---------- Texto para leer

NIXON Y ELVIS
El presidente de EE.UU. recibió al mítico cantante, que le ofreció su ayuda contra las drogas.
Cualquier mitómano estará de acuerdo. No todos los días se disfruta de la oportunidad, en la librería de tu barrio, de palpar el latido de un personaje real de la historia de Estados Unidos.
Real y protagonista de una de las épocas más convulsas del país.
Aquí viene Clint Hill, al Upper West de Manhattan. El paso del tiempo es incuestionable, ya ha cumplido los 84. Pero sigue siendo el mismo hombre de buena planta que hace casi 53 años, en la Dealey Plaza de Dallas –la ciudad texana hoy de nuevo trágica– corría detrás del coche del presidente John F. Kennedy, una vez que recibió el impacto letal.
La estampa del agente quedó inmortalizada en la película Zapruder subido al parachoques trasero de la limusina.

--------------------

Edita el tramo del texto sobre Nixon y Elvis que va desde "Real y protagonista" hasta "el impacto letal." y sustituye "Clint Hill" por "el exagente".

---------- Datos proporcionados

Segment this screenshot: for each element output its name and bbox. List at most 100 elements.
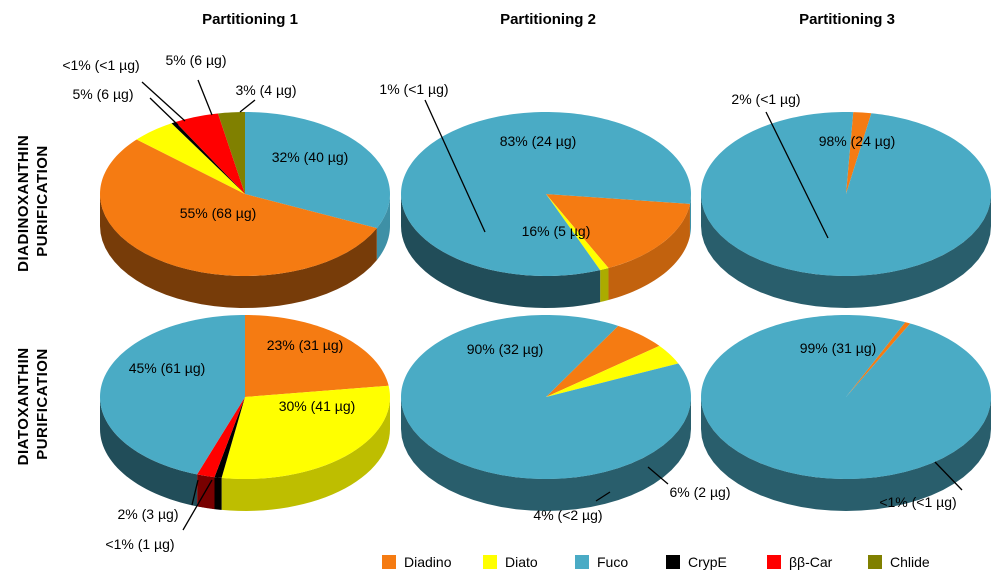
pie-top [100,112,390,276]
slice-label-crype: <1% (<1 µg) [62,57,139,73]
legend-label-bbcar: ββ-Car [789,554,833,570]
column-title-3: Partitioning 3 [799,11,895,28]
pie-slice-diadino [846,112,872,194]
slice-label-diadino: <1% (<1 µg) [879,494,956,510]
row-title-diadinoxanthin: DIADINOXANTHIN PURIFICATION [15,130,51,272]
leader-line [191,479,199,506]
pie-top [701,112,991,276]
pie-slice-crype [171,122,245,194]
pie-1-2: 16% (5 µg) 1% (<1 µg) 83% (24 µg) [379,81,691,308]
slice-label-fuco: 32% (40 µg) [272,149,349,165]
slice-label-diadino: 2% (<1 µg) [731,91,800,107]
slice-label-diato: 5% (6 µg) [73,86,134,102]
legend-label-diadino: Diadino [404,554,452,570]
pie-slice-fuco [401,315,691,479]
pie-side-fuco [100,397,198,507]
slice-label-fuco: 99% (31 µg) [800,340,877,356]
slice-label-diadino: 16% (5 µg) [522,223,591,239]
slice-label-fuco: 45% (61 µg) [129,360,206,376]
pie-slice-fuco [701,112,991,276]
pie-side-fuco [376,194,390,261]
slice-label-fuco: 83% (24 µg) [500,133,577,149]
leader-line [149,97,179,126]
leader-line [197,79,213,116]
slice-label-bbcar: 5% (6 µg) [166,52,227,68]
leader-line [239,99,256,113]
slice-label-diadino: 55% (68 µg) [180,205,257,221]
pie-slice-fuco [100,315,245,475]
pie-slice-chlide [217,112,245,194]
slice-label-diato: 30% (41 µg) [279,398,356,414]
pie-top [100,315,390,479]
pie-side-diadino [100,194,377,308]
leader-line [647,466,669,485]
pie-slice-bbcar [197,397,245,478]
pies-layer: 32% (40 µg) 55% (68 µg) 5% (6 µg) <1% (<1 µ… [62,52,991,552]
legend-swatch-fuco [575,555,589,569]
leader-line [141,81,186,122]
leader-line [934,461,963,491]
pie-side-diadino [608,203,690,300]
pie-sides [401,194,691,308]
pie-slice-fuco [401,112,691,276]
pie-top [701,315,991,479]
slice-label-fuco: 90% (32 µg) [467,341,544,357]
pie-side-fuco [689,194,691,236]
pie-slice-diadino [546,194,690,268]
slice-label-diadino: 6% (2 µg) [670,484,731,500]
slice-label-diato: 4% (<2 µg) [533,507,602,523]
pie-slice-diato [221,385,390,479]
row-title-line-2: PURIFICATION [34,348,51,460]
pie-1-1: 32% (40 µg) 55% (68 µg) 5% (6 µg) <1% (<1 µ… [62,52,390,308]
legend-label-diato: Diato [505,554,538,570]
row-title-line-1: DIADINOXANTHIN [15,135,32,272]
pie-slice-diato [136,123,245,194]
legend-label-chlide: Chlide [890,554,930,570]
leader-line [182,479,213,531]
legend-swatch-diadino [382,555,396,569]
pie-sides [701,397,991,511]
pie-side-fuco [701,397,991,511]
row-title-line-2: PURIFICATION [34,145,51,257]
legend: Diadino Diato Fuco CrypE ββ-Car Chlide [382,554,930,570]
legend-swatch-chlide [868,555,882,569]
pie-slice-diadino [100,139,377,276]
pie-sides [100,194,390,308]
row-title-diatoxanthin: DIATOXANTHIN PURIFICATION [15,343,51,466]
pie-slice-fuco [245,112,390,229]
pie-1-3: 2% (<1 µg) 98% (24 µg) [701,91,991,308]
leader-line [424,99,486,233]
legend-swatch-diato [483,555,497,569]
pie-2-3: <1% (<1 µg) 99% (31 µg) [701,315,991,511]
pie-2-1: 23% (31 µg) 30% (41 µg) <1% (1 µg) 2% (3 µg… [100,315,390,552]
leader-line [765,111,829,239]
pie-side-diato [221,397,390,511]
pie-2-2: 6% (2 µg) 4% (<2 µg) 90% (32 µg) [401,315,730,523]
pie-side-fuco [401,194,601,308]
row-title-line-1: DIATOXANTHIN [15,347,32,465]
pie-sides [701,194,991,308]
slice-label-crype: <1% (1 µg) [105,536,174,552]
legend-swatch-bbcar [767,555,781,569]
pie-top [401,112,691,276]
pie-side-fuco [401,397,691,511]
pie-slice-fuco [701,315,991,479]
legend-swatch-crype [666,555,680,569]
pie-slice-bbcar [175,113,245,194]
pie-slice-crype [214,397,245,478]
pie-slice-diadino [546,325,660,397]
slice-label-diadino: 23% (31 µg) [267,337,344,353]
legend-label-fuco: Fuco [597,554,628,570]
leader-line [595,491,611,502]
pie-slice-diadino [245,315,389,397]
slice-label-fuco: 98% (24 µg) [819,133,896,149]
pie-slice-diadino [846,322,911,397]
pie-slice-diato [546,345,679,397]
pie-sides [401,397,691,511]
slice-label-bbcar: 2% (3 µg) [118,506,179,522]
pie-side-diato [600,267,609,303]
legend-label-crype: CrypE [688,554,727,570]
column-title-1: Partitioning 1 [202,11,298,28]
slice-label-chlide: 3% (4 µg) [236,82,297,98]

--------------------

● **La solución**
Real y protagonista de una de las épocas más convulsas del país.
Aquí viene el exagente, al Upper West de Manhattan. El paso del tiempo es incuestionable, ya ha cumplido los 84. Pero sigue siendo el mismo hombre de buena planta que hace casi 53 años, en la Dealey Plaza de Dallas –la ciudad texana hoy de nuevo trágica– corría detrás del coche del presidente John F. Kennedy, una vez que recibió el impacto letal.